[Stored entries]
----------

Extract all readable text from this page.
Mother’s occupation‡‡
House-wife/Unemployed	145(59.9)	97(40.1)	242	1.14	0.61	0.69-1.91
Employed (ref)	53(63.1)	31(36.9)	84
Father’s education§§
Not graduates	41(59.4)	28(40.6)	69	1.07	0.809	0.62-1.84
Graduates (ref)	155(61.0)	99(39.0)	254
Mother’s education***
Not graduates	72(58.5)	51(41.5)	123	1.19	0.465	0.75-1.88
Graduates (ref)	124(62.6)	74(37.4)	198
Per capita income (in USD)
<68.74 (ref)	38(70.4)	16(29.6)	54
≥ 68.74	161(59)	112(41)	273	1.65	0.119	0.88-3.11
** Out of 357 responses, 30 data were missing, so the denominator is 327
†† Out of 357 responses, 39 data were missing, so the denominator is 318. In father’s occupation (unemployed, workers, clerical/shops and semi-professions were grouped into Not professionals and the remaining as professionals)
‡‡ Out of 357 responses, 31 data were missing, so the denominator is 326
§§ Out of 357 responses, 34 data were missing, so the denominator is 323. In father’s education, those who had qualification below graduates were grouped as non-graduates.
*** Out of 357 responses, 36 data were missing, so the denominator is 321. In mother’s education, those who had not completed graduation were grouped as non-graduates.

----------

Directions for this task: Print all of the data exactly as it was given.

Result of this exercise:
Extract all readable text from this page.
Mother’s occupation‡‡
House-wife/Unemployed	145(59.9)	97(40.1)	242	1.14	0.61	0.69-1.91
Employed (ref)	53(63.1)	31(36.9)	84
Father’s education§§
Not graduates	41(59.4)	28(40.6)	69	1.07	0.809	0.62-1.84
Graduates (ref)	155(61.0)	99(39.0)	254
Mother’s education***
Not graduates	72(58.5)	51(41.5)	123	1.19	0.465	0.75-1.88
Graduates (ref)	124(62.6)	74(37.4)	198
Per capita income (in USD)
<68.74 (ref)	38(70.4)	16(29.6)	54
≥ 68.74	161(59)	112(41)	273	1.65	0.119	0.88-3.11
** Out of 357 responses, 30 data were missing, so the denominator is 327
†† Out of 357 responses, 39 data were missing, so the denominator is 318. In father’s occupation (unemployed, workers, clerical/shops and semi-professions were grouped into Not professionals and the remaining as professionals)
‡‡ Out of 357 responses, 31 data were missing, so the denominator is 326
§§ Out of 357 responses, 34 data were missing, so the denominator is 323. In father’s education, those who had qualification below graduates were grouped as non-graduates.
*** Out of 357 responses, 36 data were missing, so the denominator is 321. In mother’s education, those who had not completed graduation were grouped as non-graduates.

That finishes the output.